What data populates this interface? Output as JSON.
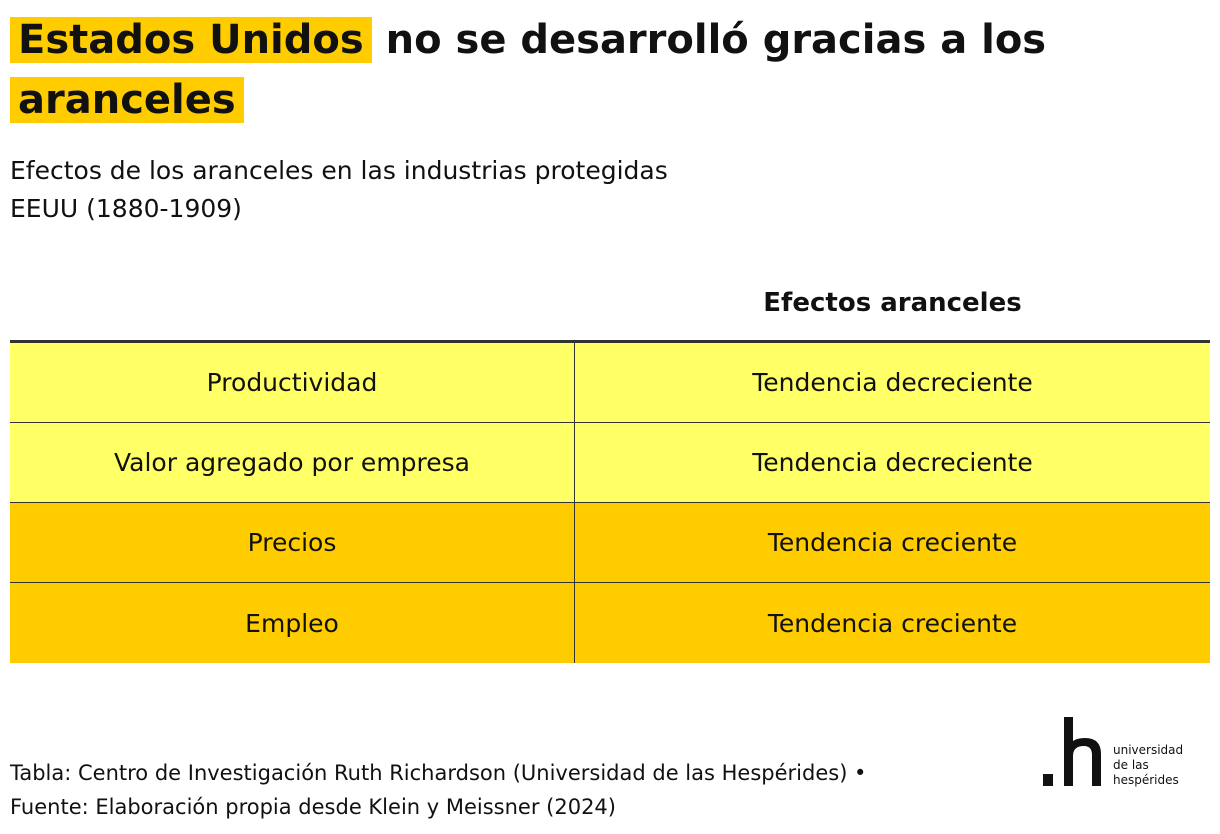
{
  "title": {
    "highlight_1": "Estados Unidos",
    "middle": "no se desarrolló gracias a los",
    "highlight_2": "aranceles"
  },
  "subtitle": {
    "line1": "Efectos de los aranceles en las industrias protegidas",
    "line2": "EEUU (1880-1909)"
  },
  "chart_data": {
    "type": "table",
    "columns": [
      "",
      "Efectos aranceles"
    ],
    "rows": [
      {
        "label": "Productividad",
        "value": "Tendencia decreciente",
        "color": "#ffff66"
      },
      {
        "label": "Valor agregado por empresa",
        "value": "Tendencia decreciente",
        "color": "#ffff66"
      },
      {
        "label": "Precios",
        "value": "Tendencia creciente",
        "color": "#ffcc00"
      },
      {
        "label": "Empleo",
        "value": "Tendencia creciente",
        "color": "#ffcc00"
      }
    ]
  },
  "footer": {
    "line1": "Tabla: Centro de Investigación Ruth Richardson (Universidad de las Hespérides) •",
    "line2": "Fuente: Elaboración propia desde Klein y Meissner (2024)"
  },
  "logo": {
    "mark": ".h",
    "line1": "universidad",
    "line2": "de las",
    "line3": "hespérides"
  },
  "colors": {
    "accent": "#ffcc00",
    "light_row": "#ffff66"
  }
}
--------------------------------------------------
» The task
Without the images, write out each line of the data verbatim.

» Correct response
What data populates this interface? Output as JSON.
{
  "title": {
    "highlight_1": "Estados Unidos",
    "middle": "no se desarrolló gracias a los",
    "highlight_2": "aranceles"
  },
  "subtitle": {
    "line1": "Efectos de los aranceles en las industrias protegidas",
    "line2": "EEUU (1880-1909)"
  },
  "chart_data": {
    "type": "table",
    "columns": [
      "",
      "Efectos aranceles"
    ],
    "rows": [
      {
        "label": "Productividad",
        "value": "Tendencia decreciente",
        "color": "#ffff66"
      },
      {
        "label": "Valor agregado por empresa",
        "value": "Tendencia decreciente",
        "color": "#ffff66"
      },
      {
        "label": "Precios",
        "value": "Tendencia creciente",
        "color": "#ffcc00"
      },
      {
        "label": "Empleo",
        "value": "Tendencia creciente",
        "color": "#ffcc00"
      }
    ]
  },
  "footer": {
    "line1": "Tabla: Centro de Investigación Ruth Richardson (Universidad de las Hespérides) •",
    "line2": "Fuente: Elaboración propia desde Klein y Meissner (2024)"
  },
  "logo": {
    "mark": ".h",
    "line1": "universidad",
    "line2": "de las",
    "line3": "hespérides"
  },
  "colors": {
    "accent": "#ffcc00",
    "light_row": "#ffff66"
  }
}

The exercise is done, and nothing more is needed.